In the text on system resilience, edit the part between "As part of work" and "somewhat inconsistent, meanings.", inclusive, so that "literature study" is replaced with "literature review", and write out the revised part.

> **Text**
----

System Resilience: What Exactly is it?
Over the past decade, system resilience (a.k.a., system resiliency) has been widely discussed as a critical concern, especially in terms of data centers and cloud computing. It is also vitally important to cyber-physical systems, although the term is less commonly used in that domain. Everyone wants their systems to be resilient, but what does that actually mean? And how does resilience relate to other quality attributes, such as availability, reliability, robustness, safety, security, and survivability? Is resilience a component of some or all of these quality attributes, a superset of them, or something else? If we are to ensure that systems are resilient, we must first know the answer to these questions and understand exactly what system resilience is.
As part of work on the development of resilience requirements for cyber-physical systems, I recently completed a literature study of existing standards and other documents related to resilience. My review revealed that the term resilience is typically used informally as though its meaning were obvious. In those cases where it was defined, it has been given similar, but somewhat inconsistent, meanings.
Another issue I found was that the term resilience is used in two very different senses. The scope of this blog post, the first in a two-part series, focuses on system resilience and not organizational resilience, which has a much larger scope. Organizational resilience is primarily concerned with business continuity and includes the management of people, information, technology, and facilities. For more information on organizational resilience (with an emphasis on process and cybersecurity), see the CERT Resilience Management Model (CERT-RMM).
What Makes a System Resilient?
Basically, a system is resilient if it continues to carry out its mission in the face of adversity (i.e., if it provides required capabilities despite excessive stresses that can cause disruptions). Being resilient is important because no matter how well a system is engineered, reality will sooner or later conspire to disrupt the system. Residual defects in the software or hardware will eventually cause the system to fail to correctly perform a required function or cause it to fail to meet one or more of its quality requirements (e.g., availability, capacity, interoperability, performance, reliability, robustness, safety, security, and usability). The lack or failure of a safeguard will enable an accident to occur. An unknown or uncorrected security vulnerability will enable an attacker to compromise the system. An external environmental condition (e.g., loss of electrical supply or excessive temperature) will disrupt service.

----

[Element position data]
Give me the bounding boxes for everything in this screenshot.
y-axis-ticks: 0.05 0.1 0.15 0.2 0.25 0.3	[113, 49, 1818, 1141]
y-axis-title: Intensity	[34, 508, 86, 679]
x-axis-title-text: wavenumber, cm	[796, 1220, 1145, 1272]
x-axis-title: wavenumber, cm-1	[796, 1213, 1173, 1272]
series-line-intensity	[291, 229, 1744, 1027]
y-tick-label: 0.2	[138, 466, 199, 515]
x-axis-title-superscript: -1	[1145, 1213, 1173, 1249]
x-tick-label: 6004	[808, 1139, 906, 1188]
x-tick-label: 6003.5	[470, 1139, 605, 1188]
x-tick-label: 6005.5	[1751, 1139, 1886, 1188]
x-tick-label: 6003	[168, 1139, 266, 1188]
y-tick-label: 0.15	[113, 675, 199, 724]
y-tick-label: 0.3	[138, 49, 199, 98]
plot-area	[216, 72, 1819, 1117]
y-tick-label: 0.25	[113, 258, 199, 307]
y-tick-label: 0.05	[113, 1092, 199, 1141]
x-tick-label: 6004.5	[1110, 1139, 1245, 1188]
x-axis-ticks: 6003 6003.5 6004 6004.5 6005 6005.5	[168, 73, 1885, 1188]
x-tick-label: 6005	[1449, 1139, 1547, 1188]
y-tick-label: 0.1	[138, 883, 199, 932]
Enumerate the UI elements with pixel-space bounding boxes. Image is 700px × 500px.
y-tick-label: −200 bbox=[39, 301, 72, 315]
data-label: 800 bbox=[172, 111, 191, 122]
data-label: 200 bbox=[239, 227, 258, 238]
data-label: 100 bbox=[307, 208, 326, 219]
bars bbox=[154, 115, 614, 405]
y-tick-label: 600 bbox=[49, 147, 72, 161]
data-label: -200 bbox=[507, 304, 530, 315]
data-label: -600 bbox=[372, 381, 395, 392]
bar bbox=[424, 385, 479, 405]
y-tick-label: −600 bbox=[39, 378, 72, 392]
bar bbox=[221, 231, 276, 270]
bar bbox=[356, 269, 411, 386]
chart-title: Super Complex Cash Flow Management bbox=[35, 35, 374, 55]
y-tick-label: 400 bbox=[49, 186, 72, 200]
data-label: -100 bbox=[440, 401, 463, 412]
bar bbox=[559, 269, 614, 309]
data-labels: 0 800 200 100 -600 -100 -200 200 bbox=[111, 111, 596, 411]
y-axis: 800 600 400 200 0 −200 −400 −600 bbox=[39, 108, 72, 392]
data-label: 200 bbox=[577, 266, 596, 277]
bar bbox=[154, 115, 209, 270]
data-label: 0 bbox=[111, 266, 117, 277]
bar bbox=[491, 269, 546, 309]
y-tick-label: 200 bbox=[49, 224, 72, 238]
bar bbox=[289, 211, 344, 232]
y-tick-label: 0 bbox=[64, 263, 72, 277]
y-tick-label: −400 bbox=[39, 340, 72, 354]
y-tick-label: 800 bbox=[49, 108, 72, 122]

----

> **Finished task**
As part of work on the development of resilience requirements for cyber-physical systems, I recently completed a literature review of existing standards and other documents related to resilience. My review revealed that the term resilience is typically used informally as though its meaning were obvious. In those cases where it was defined, it has been given similar, but somewhat inconsistent, meanings.